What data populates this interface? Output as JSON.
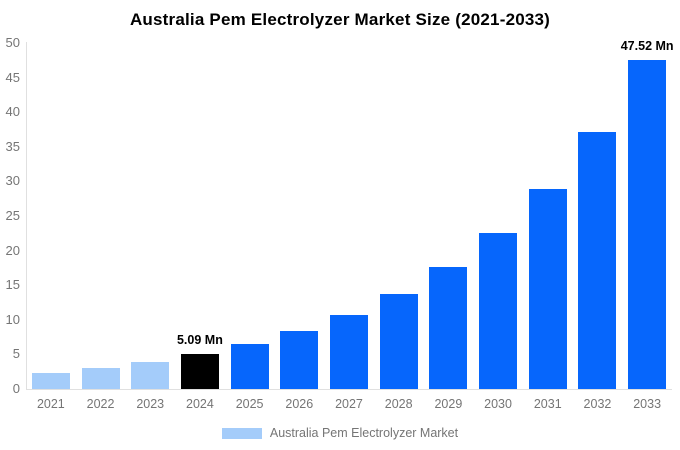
{
  "title": "Australia Pem Electrolyzer Market Size (2021-2033)",
  "chart_data": {
    "type": "bar",
    "title": "Australia Pem Electrolyzer Market Size (2021-2033)",
    "categories": [
      "2021",
      "2022",
      "2023",
      "2024",
      "2025",
      "2026",
      "2027",
      "2028",
      "2029",
      "2030",
      "2031",
      "2032",
      "2033"
    ],
    "values": [
      2.35,
      3.02,
      3.9,
      5.09,
      6.52,
      8.36,
      10.72,
      13.74,
      17.61,
      22.57,
      28.93,
      37.08,
      47.52
    ],
    "unit": "Mn",
    "annotations": [
      null,
      null,
      null,
      "5.09 Mn",
      null,
      null,
      null,
      null,
      null,
      null,
      null,
      null,
      "47.52 Mn"
    ],
    "bar_colors": [
      "#A4CCFA",
      "#A4CCFA",
      "#A4CCFA",
      "#000000",
      "#0666FC",
      "#0666FC",
      "#0666FC",
      "#0666FC",
      "#0666FC",
      "#0666FC",
      "#0666FC",
      "#0666FC",
      "#0666FC"
    ],
    "xlabel": "",
    "ylabel": "",
    "ylim": [
      0,
      50
    ],
    "yticks": [
      0,
      5,
      10,
      15,
      20,
      25,
      30,
      35,
      40,
      45,
      50
    ],
    "grid": false,
    "legend_position": "bottom"
  },
  "legend": {
    "swatch_color": "#A4CCFA",
    "label": "Australia Pem Electrolyzer Market"
  },
  "colors": {
    "axis_line": "#E0E0E0",
    "tick_text": "#757575",
    "title_text": "#000000",
    "annotation_text": "#000000",
    "background": "#FFFFFF"
  }
}
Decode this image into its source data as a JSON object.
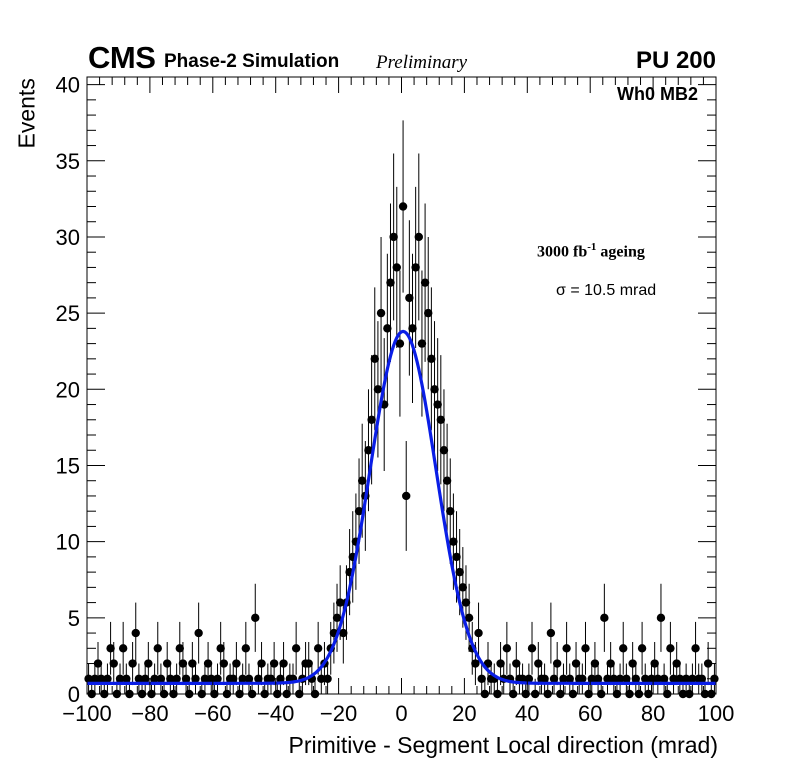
{
  "header": {
    "experiment": "CMS",
    "simulation": "Phase-2 Simulation",
    "status": "Preliminary",
    "pileup": "PU 200"
  },
  "annotations": {
    "chamber": "Wh0 MB2",
    "ageing_value": "3000 fb",
    "ageing_exp": "-1",
    "ageing_word": " ageing",
    "sigma_text": "σ = 10.5 mrad"
  },
  "colors": {
    "fit": "#0a1ee6",
    "markers": "#000000"
  },
  "chart_data": {
    "type": "scatter",
    "title": "",
    "xlabel": "Primitive - Segment Local direction (mrad)",
    "ylabel": "Events",
    "xlim": [
      -100,
      100
    ],
    "ylim": [
      0,
      40.5
    ],
    "x_ticks": [
      -100,
      -80,
      -60,
      -40,
      -20,
      0,
      20,
      40,
      60,
      80,
      100
    ],
    "x_tick_labels": [
      "−100",
      "−80",
      "−60",
      "−40",
      "−20",
      "0",
      "20",
      "40",
      "60",
      "80",
      "100"
    ],
    "y_ticks": [
      0,
      5,
      10,
      15,
      20,
      25,
      30,
      35,
      40
    ],
    "y_tick_labels": [
      "0",
      "5",
      "10",
      "15",
      "20",
      "25",
      "30",
      "35",
      "40"
    ],
    "bin_width": 1,
    "series": [
      {
        "name": "Data",
        "style": "markers with Poisson error bars",
        "x": [
          -99.5,
          -98.5,
          -97.5,
          -96.5,
          -95.5,
          -94.5,
          -93.5,
          -92.5,
          -91.5,
          -90.5,
          -89.5,
          -88.5,
          -87.5,
          -86.5,
          -85.5,
          -84.5,
          -83.5,
          -82.5,
          -81.5,
          -80.5,
          -79.5,
          -78.5,
          -77.5,
          -76.5,
          -75.5,
          -74.5,
          -73.5,
          -72.5,
          -71.5,
          -70.5,
          -69.5,
          -68.5,
          -67.5,
          -66.5,
          -65.5,
          -64.5,
          -63.5,
          -62.5,
          -61.5,
          -60.5,
          -59.5,
          -58.5,
          -57.5,
          -56.5,
          -55.5,
          -54.5,
          -53.5,
          -52.5,
          -51.5,
          -50.5,
          -49.5,
          -48.5,
          -47.5,
          -46.5,
          -45.5,
          -44.5,
          -43.5,
          -42.5,
          -41.5,
          -40.5,
          -39.5,
          -38.5,
          -37.5,
          -36.5,
          -35.5,
          -34.5,
          -33.5,
          -32.5,
          -31.5,
          -30.5,
          -29.5,
          -28.5,
          -27.5,
          -26.5,
          -25.5,
          -24.5,
          -23.5,
          -22.5,
          -21.5,
          -20.5,
          -19.5,
          -18.5,
          -17.5,
          -16.5,
          -15.5,
          -14.5,
          -13.5,
          -12.5,
          -11.5,
          -10.5,
          -9.5,
          -8.5,
          -7.5,
          -6.5,
          -5.5,
          -4.5,
          -3.5,
          -2.5,
          -1.5,
          -0.5,
          0.5,
          1.5,
          2.5,
          3.5,
          4.5,
          5.5,
          6.5,
          7.5,
          8.5,
          9.5,
          10.5,
          11.5,
          12.5,
          13.5,
          14.5,
          15.5,
          16.5,
          17.5,
          18.5,
          19.5,
          20.5,
          21.5,
          22.5,
          23.5,
          24.5,
          25.5,
          26.5,
          27.5,
          28.5,
          29.5,
          30.5,
          31.5,
          32.5,
          33.5,
          34.5,
          35.5,
          36.5,
          37.5,
          38.5,
          39.5,
          40.5,
          41.5,
          42.5,
          43.5,
          44.5,
          45.5,
          46.5,
          47.5,
          48.5,
          49.5,
          50.5,
          51.5,
          52.5,
          53.5,
          54.5,
          55.5,
          56.5,
          57.5,
          58.5,
          59.5,
          60.5,
          61.5,
          62.5,
          63.5,
          64.5,
          65.5,
          66.5,
          67.5,
          68.5,
          69.5,
          70.5,
          71.5,
          72.5,
          73.5,
          74.5,
          75.5,
          76.5,
          77.5,
          78.5,
          79.5,
          80.5,
          81.5,
          82.5,
          83.5,
          84.5,
          85.5,
          86.5,
          87.5,
          88.5,
          89.5,
          90.5,
          91.5,
          92.5,
          93.5,
          94.5,
          95.5,
          96.5,
          97.5,
          98.5,
          99.5
        ],
        "y": [
          1,
          0,
          1,
          2,
          1,
          0,
          1,
          3,
          2,
          0,
          1,
          3,
          1,
          0,
          2,
          4,
          1,
          0,
          1,
          2,
          0,
          1,
          3,
          1,
          0,
          2,
          1,
          0,
          1,
          3,
          2,
          1,
          0,
          2,
          1,
          4,
          0,
          1,
          2,
          1,
          0,
          1,
          3,
          2,
          0,
          1,
          1,
          2,
          0,
          1,
          3,
          1,
          0,
          5,
          1,
          2,
          0,
          1,
          1,
          2,
          0,
          1,
          2,
          0,
          1,
          1,
          3,
          0,
          1,
          2,
          2,
          1,
          0,
          3,
          1,
          2,
          1,
          3,
          4,
          5,
          6,
          4,
          6,
          8,
          9,
          10,
          12,
          14,
          13,
          16,
          18,
          22,
          20,
          25,
          19,
          24,
          27,
          30,
          28,
          23,
          32,
          13,
          26,
          24,
          28,
          30,
          23,
          27,
          25,
          22,
          20,
          19,
          18,
          16,
          14,
          12,
          10,
          9,
          8,
          7,
          6,
          5,
          3,
          2,
          4,
          1,
          0,
          2,
          1,
          1,
          0,
          2,
          1,
          3,
          1,
          0,
          2,
          1,
          1,
          0,
          1,
          3,
          0,
          2,
          1,
          1,
          0,
          4,
          1,
          2,
          0,
          1,
          3,
          1,
          0,
          2,
          1,
          1,
          3,
          0,
          1,
          2,
          1,
          0,
          5,
          1,
          2,
          1,
          0,
          1,
          3,
          1,
          0,
          2,
          1,
          0,
          3,
          1,
          0,
          1,
          2,
          1,
          5,
          1,
          0,
          3,
          1,
          2,
          1,
          0,
          1,
          0,
          1,
          3,
          1,
          1,
          0,
          2,
          0,
          1
        ]
      },
      {
        "name": "Gaussian fit",
        "style": "line",
        "mean": 0.5,
        "sigma": 10.5,
        "amplitude": 23.1,
        "baseline": 0.7
      }
    ]
  }
}
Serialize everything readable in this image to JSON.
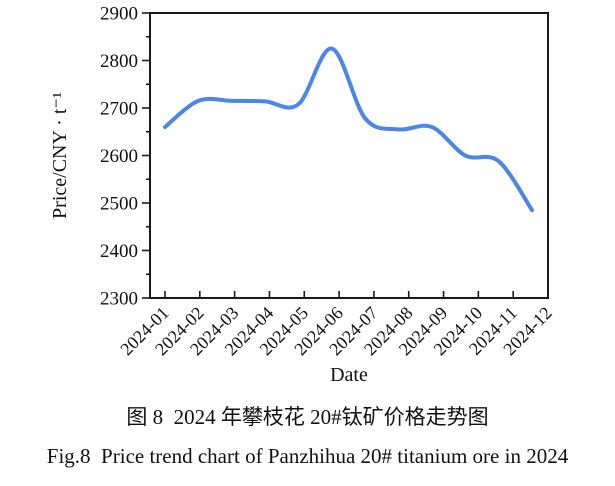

######

PROBLEM DESCRIPTION:
Show every line in the records above that contains the word "Market".

ANSWER TO THIS TASK:
  "title": "Australia Pem Electrolyzer Market Size (2021-2033)",
    "title": "Australia Pem Electrolyzer Market Size (2021-2033)",
    "label": "Australia Pem Electrolyzer Market"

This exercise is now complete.